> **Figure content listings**

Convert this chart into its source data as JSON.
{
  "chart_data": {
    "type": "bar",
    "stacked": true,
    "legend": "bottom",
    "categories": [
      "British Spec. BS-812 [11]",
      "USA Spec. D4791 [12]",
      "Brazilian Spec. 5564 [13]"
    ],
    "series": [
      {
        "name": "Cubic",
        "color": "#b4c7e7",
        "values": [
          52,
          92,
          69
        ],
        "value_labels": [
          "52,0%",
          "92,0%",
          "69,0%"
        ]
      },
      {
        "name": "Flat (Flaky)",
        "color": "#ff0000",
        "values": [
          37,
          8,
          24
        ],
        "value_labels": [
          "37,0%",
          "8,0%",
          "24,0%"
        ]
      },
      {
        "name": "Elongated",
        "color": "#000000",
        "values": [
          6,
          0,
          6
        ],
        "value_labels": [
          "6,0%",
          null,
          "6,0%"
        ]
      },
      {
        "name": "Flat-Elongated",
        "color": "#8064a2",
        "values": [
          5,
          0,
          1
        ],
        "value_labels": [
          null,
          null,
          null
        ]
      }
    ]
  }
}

> **PROBLEM REQUIREMENTS**
Restate each record word for word.

> **WRITTEN SOLUTION**
Convert this chart into its source data as JSON.
{
  "chart_data": {
    "type": "bar",
    "stacked": true,
    "legend": "bottom",
    "categories": [
      "British Spec. BS-812 [11]",
      "USA Spec. D4791 [12]",
      "Brazilian Spec. 5564 [13]"
    ],
    "series": [
      {
        "name": "Cubic",
        "color": "#b4c7e7",
        "values": [
          52,
          92,
          69
        ],
        "value_labels": [
          "52,0%",
          "92,0%",
          "69,0%"
        ]
      },
      {
        "name": "Flat (Flaky)",
        "color": "#ff0000",
        "values": [
          37,
          8,
          24
        ],
        "value_labels": [
          "37,0%",
          "8,0%",
          "24,0%"
        ]
      },
      {
        "name": "Elongated",
        "color": "#000000",
        "values": [
          6,
          0,
          6
        ],
        "value_labels": [
          "6,0%",
          null,
          "6,0%"
        ]
      },
      {
        "name": "Flat-Elongated",
        "color": "#8064a2",
        "values": [
          5,
          0,
          1
        ],
        "value_labels": [
          null,
          null,
          null
        ]
      }
    ]
  }
}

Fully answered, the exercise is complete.